A word-for-word copy of the records below is needed, without the images.

[Figure record extracts]
++++++

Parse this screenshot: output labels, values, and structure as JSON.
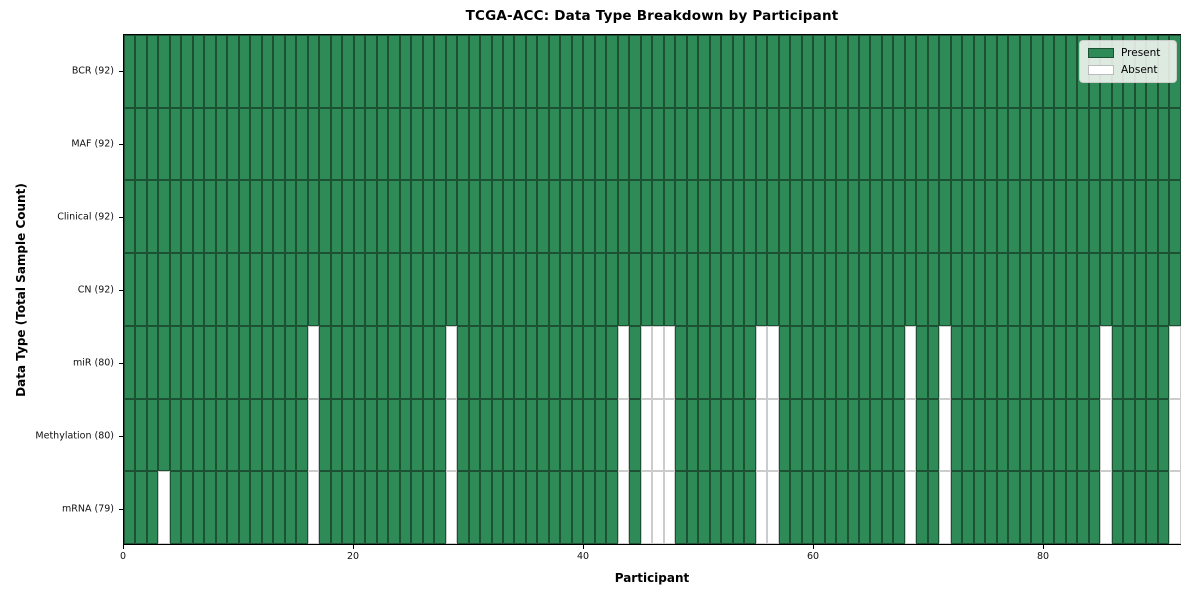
{
  "chart_data": {
    "type": "heatmap",
    "title": "TCGA-ACC: Data Type Breakdown by Participant",
    "xlabel": "Participant",
    "ylabel": "Data Type (Total Sample Count)",
    "n_participants": 92,
    "xlim": [
      0,
      92
    ],
    "x_ticks": [
      0,
      20,
      40,
      60,
      80
    ],
    "grid": false,
    "legend_position": "upper right",
    "legend": [
      {
        "label": "Present",
        "color": "#2e8b57"
      },
      {
        "label": "Absent",
        "color": "#ffffff"
      }
    ],
    "rows": [
      {
        "label": "BCR (92)",
        "data_type": "BCR",
        "total": 92,
        "absent_participants": []
      },
      {
        "label": "MAF (92)",
        "data_type": "MAF",
        "total": 92,
        "absent_participants": []
      },
      {
        "label": "Clinical (92)",
        "data_type": "Clinical",
        "total": 92,
        "absent_participants": []
      },
      {
        "label": "CN (92)",
        "data_type": "CN",
        "total": 92,
        "absent_participants": []
      },
      {
        "label": "miR (80)",
        "data_type": "miR",
        "total": 80,
        "absent_participants": [
          16,
          28,
          43,
          45,
          46,
          47,
          55,
          56,
          68,
          71,
          85,
          91
        ]
      },
      {
        "label": "Methylation (80)",
        "data_type": "Methylation",
        "total": 80,
        "absent_participants": [
          16,
          28,
          43,
          45,
          46,
          47,
          55,
          56,
          68,
          71,
          85,
          91
        ]
      },
      {
        "label": "mRNA (79)",
        "data_type": "mRNA",
        "total": 79,
        "absent_participants": [
          3,
          16,
          28,
          43,
          45,
          46,
          47,
          55,
          56,
          68,
          71,
          85,
          91
        ]
      }
    ],
    "colors": {
      "present": "#2e8b57",
      "absent": "#ffffff",
      "present_edge": "#1d5134",
      "absent_edge": "#cccccc",
      "spine": "#000000"
    }
  }
}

++++++

**Result of this task**:
Parse this screenshot: output labels, values, and structure as JSON.
{
  "chart_data": {
    "type": "heatmap",
    "title": "TCGA-ACC: Data Type Breakdown by Participant",
    "xlabel": "Participant",
    "ylabel": "Data Type (Total Sample Count)",
    "n_participants": 92,
    "xlim": [
      0,
      92
    ],
    "x_ticks": [
      0,
      20,
      40,
      60,
      80
    ],
    "grid": false,
    "legend_position": "upper right",
    "legend": [
      {
        "label": "Present",
        "color": "#2e8b57"
      },
      {
        "label": "Absent",
        "color": "#ffffff"
      }
    ],
    "rows": [
      {
        "label": "BCR (92)",
        "data_type": "BCR",
        "total": 92,
        "absent_participants": []
      },
      {
        "label": "MAF (92)",
        "data_type": "MAF",
        "total": 92,
        "absent_participants": []
      },
      {
        "label": "Clinical (92)",
        "data_type": "Clinical",
        "total": 92,
        "absent_participants": []
      },
      {
        "label": "CN (92)",
        "data_type": "CN",
        "total": 92,
        "absent_participants": []
      },
      {
        "label": "miR (80)",
        "data_type": "miR",
        "total": 80,
        "absent_participants": [
          16,
          28,
          43,
          45,
          46,
          47,
          55,
          56,
          68,
          71,
          85,
          91
        ]
      },
      {
        "label": "Methylation (80)",
        "data_type": "Methylation",
        "total": 80,
        "absent_participants": [
          16,
          28,
          43,
          45,
          46,
          47,
          55,
          56,
          68,
          71,
          85,
          91
        ]
      },
      {
        "label": "mRNA (79)",
        "data_type": "mRNA",
        "total": 79,
        "absent_participants": [
          3,
          16,
          28,
          43,
          45,
          46,
          47,
          55,
          56,
          68,
          71,
          85,
          91
        ]
      }
    ],
    "colors": {
      "present": "#2e8b57",
      "absent": "#ffffff",
      "present_edge": "#1d5134",
      "absent_edge": "#cccccc",
      "spine": "#000000"
    }
  }
}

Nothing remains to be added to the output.